**INPUT:**
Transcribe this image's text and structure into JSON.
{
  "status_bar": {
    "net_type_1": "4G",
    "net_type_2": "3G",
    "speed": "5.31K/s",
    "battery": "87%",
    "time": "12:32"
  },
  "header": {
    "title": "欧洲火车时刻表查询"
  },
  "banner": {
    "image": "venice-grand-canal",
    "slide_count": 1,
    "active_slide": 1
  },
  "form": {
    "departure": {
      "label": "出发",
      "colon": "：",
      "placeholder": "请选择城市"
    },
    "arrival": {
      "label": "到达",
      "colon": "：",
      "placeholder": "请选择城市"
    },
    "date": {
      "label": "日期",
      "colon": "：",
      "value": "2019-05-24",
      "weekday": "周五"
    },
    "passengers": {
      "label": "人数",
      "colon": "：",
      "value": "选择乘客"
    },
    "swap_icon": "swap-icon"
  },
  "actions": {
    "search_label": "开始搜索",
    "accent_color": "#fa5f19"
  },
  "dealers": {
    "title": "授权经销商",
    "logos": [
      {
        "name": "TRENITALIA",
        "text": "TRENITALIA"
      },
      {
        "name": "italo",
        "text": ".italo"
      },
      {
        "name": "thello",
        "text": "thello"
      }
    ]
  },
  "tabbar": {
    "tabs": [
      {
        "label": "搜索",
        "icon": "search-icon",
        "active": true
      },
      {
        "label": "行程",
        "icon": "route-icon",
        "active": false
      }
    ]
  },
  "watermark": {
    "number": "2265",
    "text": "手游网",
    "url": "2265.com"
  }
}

**TASK:**
Give the listing above again, word for word.

**RESULT BELOW:**
Transcribe this image's text and structure into JSON.
{
  "status_bar": {
    "net_type_1": "4G",
    "net_type_2": "3G",
    "speed": "5.31K/s",
    "battery": "87%",
    "time": "12:32"
  },
  "header": {
    "title": "欧洲火车时刻表查询"
  },
  "banner": {
    "image": "venice-grand-canal",
    "slide_count": 1,
    "active_slide": 1
  },
  "form": {
    "departure": {
      "label": "出发",
      "colon": "：",
      "placeholder": "请选择城市"
    },
    "arrival": {
      "label": "到达",
      "colon": "：",
      "placeholder": "请选择城市"
    },
    "date": {
      "label": "日期",
      "colon": "：",
      "value": "2019-05-24",
      "weekday": "周五"
    },
    "passengers": {
      "label": "人数",
      "colon": "：",
      "value": "选择乘客"
    },
    "swap_icon": "swap-icon"
  },
  "actions": {
    "search_label": "开始搜索",
    "accent_color": "#fa5f19"
  },
  "dealers": {
    "title": "授权经销商",
    "logos": [
      {
        "name": "TRENITALIA",
        "text": "TRENITALIA"
      },
      {
        "name": "italo",
        "text": ".italo"
      },
      {
        "name": "thello",
        "text": "thello"
      }
    ]
  },
  "tabbar": {
    "tabs": [
      {
        "label": "搜索",
        "icon": "search-icon",
        "active": true
      },
      {
        "label": "行程",
        "icon": "route-icon",
        "active": false
      }
    ]
  },
  "watermark": {
    "number": "2265",
    "text": "手游网",
    "url": "2265.com"
  }
}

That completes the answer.